# [Directions]
Look through the lines below and extract each one that contains "trout".

# [Extracted entries]
^^^^^^^^^^^^^^^^

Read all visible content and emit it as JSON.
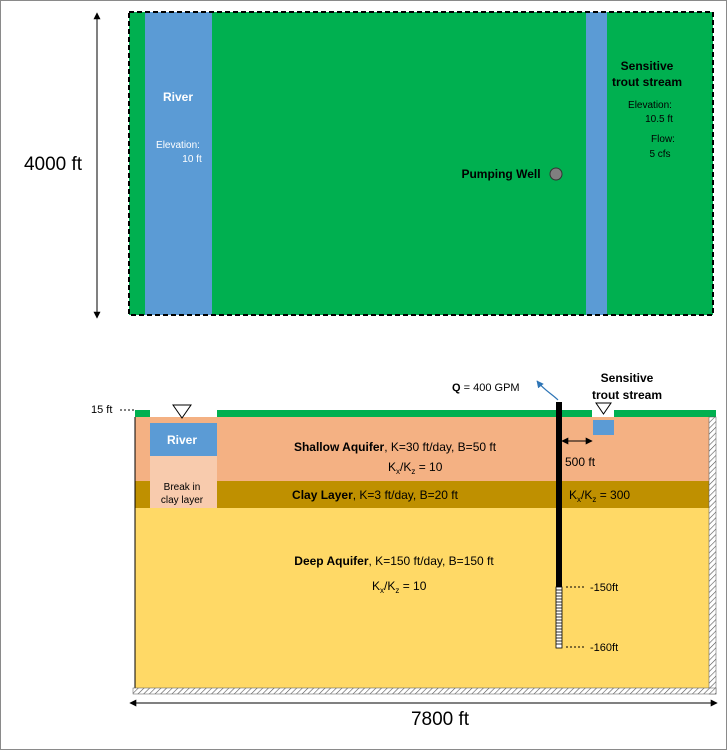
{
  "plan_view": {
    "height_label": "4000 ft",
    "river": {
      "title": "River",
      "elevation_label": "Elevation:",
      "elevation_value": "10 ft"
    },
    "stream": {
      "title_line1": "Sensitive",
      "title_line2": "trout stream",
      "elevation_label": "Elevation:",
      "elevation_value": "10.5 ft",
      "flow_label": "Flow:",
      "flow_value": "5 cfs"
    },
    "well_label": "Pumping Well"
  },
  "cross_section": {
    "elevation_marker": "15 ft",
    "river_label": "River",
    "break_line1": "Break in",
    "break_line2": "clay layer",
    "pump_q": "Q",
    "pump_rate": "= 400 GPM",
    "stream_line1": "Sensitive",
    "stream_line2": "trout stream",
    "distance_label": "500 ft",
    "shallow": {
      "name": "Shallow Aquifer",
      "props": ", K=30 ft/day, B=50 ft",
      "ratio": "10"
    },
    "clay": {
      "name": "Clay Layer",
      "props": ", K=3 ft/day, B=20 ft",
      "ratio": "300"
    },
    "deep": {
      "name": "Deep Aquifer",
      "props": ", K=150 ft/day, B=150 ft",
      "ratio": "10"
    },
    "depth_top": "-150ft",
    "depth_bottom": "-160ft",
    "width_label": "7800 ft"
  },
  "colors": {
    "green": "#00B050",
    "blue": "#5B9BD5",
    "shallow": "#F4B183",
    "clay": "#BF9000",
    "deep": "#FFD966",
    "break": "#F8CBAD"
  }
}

^^^^^^^^^^^^^^^^

# [Response to this exercise]
      "title_line2": "trout stream",
    "stream_line2": "trout stream",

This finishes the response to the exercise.